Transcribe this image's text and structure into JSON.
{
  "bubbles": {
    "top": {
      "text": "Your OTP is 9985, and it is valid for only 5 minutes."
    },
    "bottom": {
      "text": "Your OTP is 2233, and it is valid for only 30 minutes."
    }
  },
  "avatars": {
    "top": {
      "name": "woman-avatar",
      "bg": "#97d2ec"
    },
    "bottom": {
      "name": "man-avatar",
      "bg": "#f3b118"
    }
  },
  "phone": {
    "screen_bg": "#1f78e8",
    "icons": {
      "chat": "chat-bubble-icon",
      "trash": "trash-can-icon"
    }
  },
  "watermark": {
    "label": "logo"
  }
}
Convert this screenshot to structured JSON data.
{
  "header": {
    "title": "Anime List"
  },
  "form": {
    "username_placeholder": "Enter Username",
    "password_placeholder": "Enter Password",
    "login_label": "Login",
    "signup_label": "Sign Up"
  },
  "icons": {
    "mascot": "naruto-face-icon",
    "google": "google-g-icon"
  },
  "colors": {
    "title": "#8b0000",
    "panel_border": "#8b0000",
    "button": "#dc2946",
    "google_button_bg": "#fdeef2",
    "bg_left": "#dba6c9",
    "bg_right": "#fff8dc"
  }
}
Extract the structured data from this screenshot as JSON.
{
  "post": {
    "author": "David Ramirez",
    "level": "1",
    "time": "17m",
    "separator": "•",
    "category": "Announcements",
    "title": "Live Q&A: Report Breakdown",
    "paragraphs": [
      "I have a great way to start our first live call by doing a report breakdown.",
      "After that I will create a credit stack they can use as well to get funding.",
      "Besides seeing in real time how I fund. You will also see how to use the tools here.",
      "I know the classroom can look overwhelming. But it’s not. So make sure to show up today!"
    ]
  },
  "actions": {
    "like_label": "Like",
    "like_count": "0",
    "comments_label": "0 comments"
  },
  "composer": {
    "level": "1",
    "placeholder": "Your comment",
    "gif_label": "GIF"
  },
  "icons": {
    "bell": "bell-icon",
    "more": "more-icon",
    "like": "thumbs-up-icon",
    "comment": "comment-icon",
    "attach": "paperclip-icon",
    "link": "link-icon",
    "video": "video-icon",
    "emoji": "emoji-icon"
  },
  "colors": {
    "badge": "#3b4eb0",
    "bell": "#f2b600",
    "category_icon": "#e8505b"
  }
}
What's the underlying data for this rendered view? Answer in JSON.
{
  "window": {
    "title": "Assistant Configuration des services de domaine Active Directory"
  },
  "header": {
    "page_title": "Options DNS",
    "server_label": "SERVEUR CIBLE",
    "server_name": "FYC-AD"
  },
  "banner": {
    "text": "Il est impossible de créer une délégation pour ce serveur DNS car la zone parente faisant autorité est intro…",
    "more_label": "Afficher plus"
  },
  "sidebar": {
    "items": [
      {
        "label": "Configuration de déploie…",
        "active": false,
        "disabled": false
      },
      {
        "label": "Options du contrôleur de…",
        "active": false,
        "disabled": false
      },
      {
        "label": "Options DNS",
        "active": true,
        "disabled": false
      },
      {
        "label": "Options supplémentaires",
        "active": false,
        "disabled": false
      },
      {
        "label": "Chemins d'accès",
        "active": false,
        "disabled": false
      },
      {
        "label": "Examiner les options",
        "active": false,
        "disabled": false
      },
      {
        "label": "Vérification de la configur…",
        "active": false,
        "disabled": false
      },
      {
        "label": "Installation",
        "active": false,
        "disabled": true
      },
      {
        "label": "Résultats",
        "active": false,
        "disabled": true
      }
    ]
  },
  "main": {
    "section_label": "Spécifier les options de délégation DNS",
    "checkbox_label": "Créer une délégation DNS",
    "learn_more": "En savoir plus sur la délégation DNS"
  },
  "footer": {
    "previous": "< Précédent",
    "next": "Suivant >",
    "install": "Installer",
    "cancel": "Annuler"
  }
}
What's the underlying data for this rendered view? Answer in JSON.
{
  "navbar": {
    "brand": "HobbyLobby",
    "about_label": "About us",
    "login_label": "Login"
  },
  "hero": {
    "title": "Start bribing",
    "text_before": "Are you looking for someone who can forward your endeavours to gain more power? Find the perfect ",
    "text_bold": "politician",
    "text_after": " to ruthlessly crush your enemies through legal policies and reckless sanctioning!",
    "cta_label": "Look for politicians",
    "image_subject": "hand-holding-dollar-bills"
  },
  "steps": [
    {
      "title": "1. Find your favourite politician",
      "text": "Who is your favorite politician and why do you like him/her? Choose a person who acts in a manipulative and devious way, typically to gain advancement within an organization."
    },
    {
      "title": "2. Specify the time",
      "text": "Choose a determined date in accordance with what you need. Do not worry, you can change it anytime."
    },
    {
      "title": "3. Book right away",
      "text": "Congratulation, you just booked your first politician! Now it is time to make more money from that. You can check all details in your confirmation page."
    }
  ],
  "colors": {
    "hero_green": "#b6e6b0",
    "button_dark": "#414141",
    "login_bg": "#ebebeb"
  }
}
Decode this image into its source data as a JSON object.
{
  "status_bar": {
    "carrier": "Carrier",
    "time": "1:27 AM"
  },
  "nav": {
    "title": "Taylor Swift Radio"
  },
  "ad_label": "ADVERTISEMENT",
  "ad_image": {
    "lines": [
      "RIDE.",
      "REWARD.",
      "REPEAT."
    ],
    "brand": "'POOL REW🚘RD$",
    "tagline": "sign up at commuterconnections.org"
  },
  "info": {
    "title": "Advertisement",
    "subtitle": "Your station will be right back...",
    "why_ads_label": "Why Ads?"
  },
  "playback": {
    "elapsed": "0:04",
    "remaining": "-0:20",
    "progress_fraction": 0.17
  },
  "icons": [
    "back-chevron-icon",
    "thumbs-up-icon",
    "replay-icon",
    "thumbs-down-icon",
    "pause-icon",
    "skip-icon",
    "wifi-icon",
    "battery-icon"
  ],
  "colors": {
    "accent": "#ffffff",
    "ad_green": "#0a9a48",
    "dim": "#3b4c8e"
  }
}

*WHAT IS BEING ASKED*.
Copy in full each line that holds the word "Choose".

*EXPECTED ANSWER*.
      "text": "Who is your favorite politician and why do you like him/her? Choose a person who acts in a manipulative and devious way, typically to gain advancement within an organization."
      "text": "Choose a determined date in accordance with what you need. Do not worry, you can change it anytime."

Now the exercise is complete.